Provided material:
▬▬▬▬▬▬▬▬▬▬
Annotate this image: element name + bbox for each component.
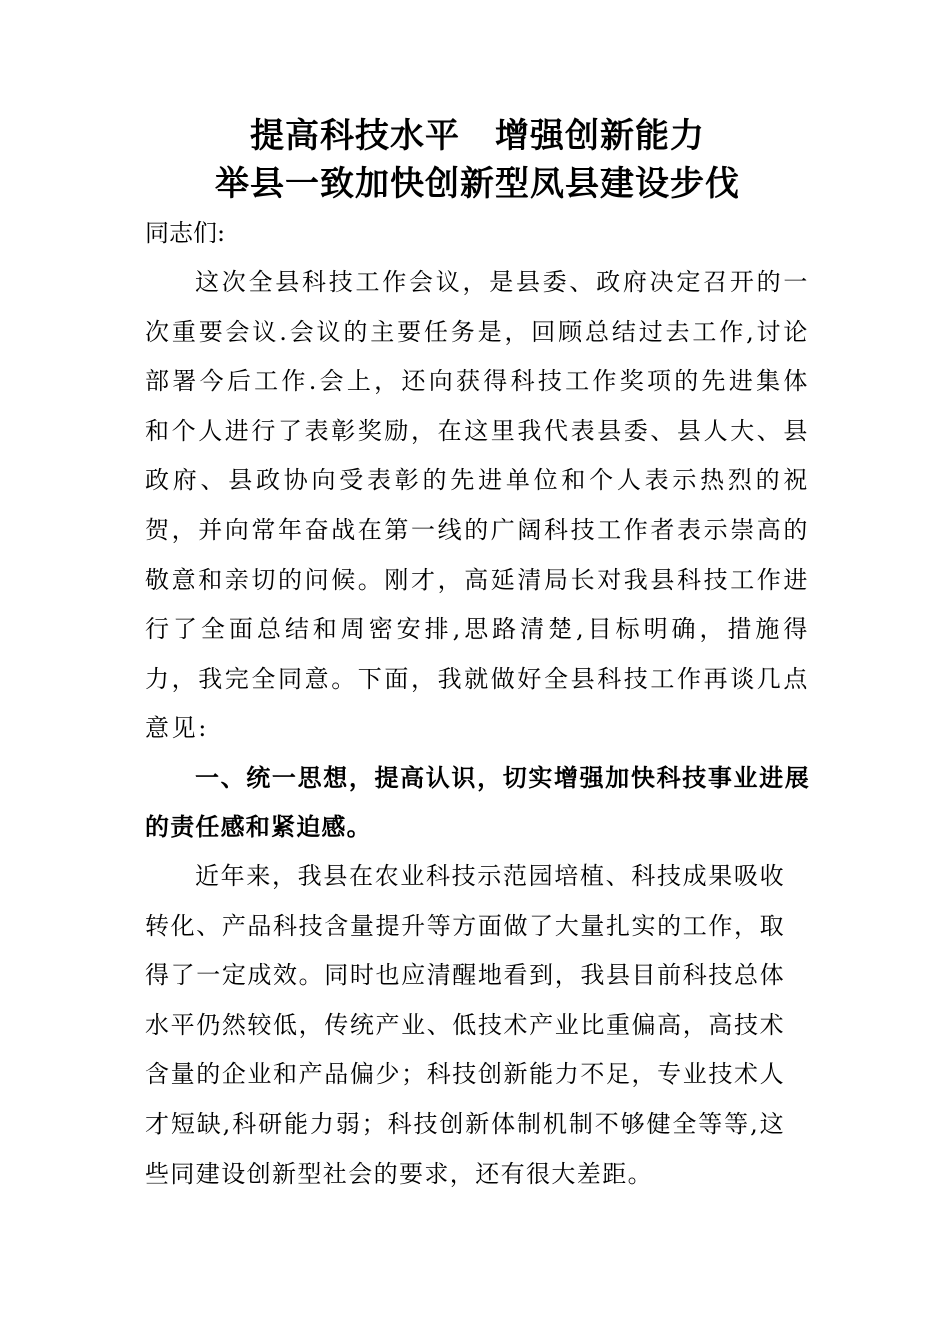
document-title-line-1: 提高科技水平 增强创新能力 [250, 116, 705, 156]
section-1-heading: 一、统一思想，提高认识，切实增强加快科技事业进展的责任感和紧迫感。 [145, 763, 810, 841]
salutation: 同志们: [145, 219, 226, 247]
document-page [145, 112, 810, 1199]
document-title-line-2: 举县一致加快创新型凤县建设步伐 [215, 164, 740, 204]
section-1-paragraph: 近年来，我县在农业科技示范园培植、科技成果吸收转化、产品科技含量提升等方面做了大量扎实的工作，取得了一定成效。同时也应清醒地看到，我县目前科技总体水平仍然较低，传统产业、低技术产业比重偏高，高技术含量的企业和产品偏少；科技创新能力不足，专业技术人才短缺,科研能力弱；科技创新体制机制不够健全等等,这些同建设创新型社会的要求，还有很大差距。 [145, 861, 785, 1188]
opening-paragraph: 这次全县科技工作会议，是县委、政府决定召开的一次重要会议.会议的主要任务是，回顾总结过去工作,讨论部署今后工作.会上，还向获得科技工作奖项的先进集体和个人进行了表彰奖励，在这里我代表县委、县人大、县政府、县政协向受表彰的先进单位和个人表示热烈的祝贺，并向常年奋战在第一线的广阔科技工作者表示崇高的敬意和亲切的问候。刚才，高延清局长对我县科技工作进行了全面总结和周密安排,思路清楚,目标明确，措施得力，我完全同意。下面，我就做好全县科技工作再谈几点意见: [145, 268, 810, 743]
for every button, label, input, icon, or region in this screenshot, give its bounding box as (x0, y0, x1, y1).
▬▬▬▬▬▬▬▬▬▬
What the task requires: Copy every entry above line for line, without the pictures.

Solution to the problem:
Annotate this image: element name + bbox for each component.
document-title-line-1: 提高科技水平 增强创新能力 [250, 116, 705, 156]
section-1-heading: 一、统一思想，提高认识，切实增强加快科技事业进展的责任感和紧迫感。 [145, 763, 810, 841]
salutation: 同志们: [145, 219, 226, 247]
document-page [145, 112, 810, 1199]
document-title-line-2: 举县一致加快创新型凤县建设步伐 [215, 164, 740, 204]
section-1-paragraph: 近年来，我县在农业科技示范园培植、科技成果吸收转化、产品科技含量提升等方面做了大量扎实的工作，取得了一定成效。同时也应清醒地看到，我县目前科技总体水平仍然较低，传统产业、低技术产业比重偏高，高技术含量的企业和产品偏少；科技创新能力不足，专业技术人才短缺,科研能力弱；科技创新体制机制不够健全等等,这些同建设创新型社会的要求，还有很大差距。 [145, 861, 785, 1188]
opening-paragraph: 这次全县科技工作会议，是县委、政府决定召开的一次重要会议.会议的主要任务是，回顾总结过去工作,讨论部署今后工作.会上，还向获得科技工作奖项的先进集体和个人进行了表彰奖励，在这里我代表县委、县人大、县政府、县政协向受表彰的先进单位和个人表示热烈的祝贺，并向常年奋战在第一线的广阔科技工作者表示崇高的敬意和亲切的问候。刚才，高延清局长对我县科技工作进行了全面总结和周密安排,思路清楚,目标明确，措施得力，我完全同意。下面，我就做好全县科技工作再谈几点意见: [145, 268, 810, 743]
for every button, label, input, icon, or region in this screenshot, give its bounding box as (x0, y0, x1, y1).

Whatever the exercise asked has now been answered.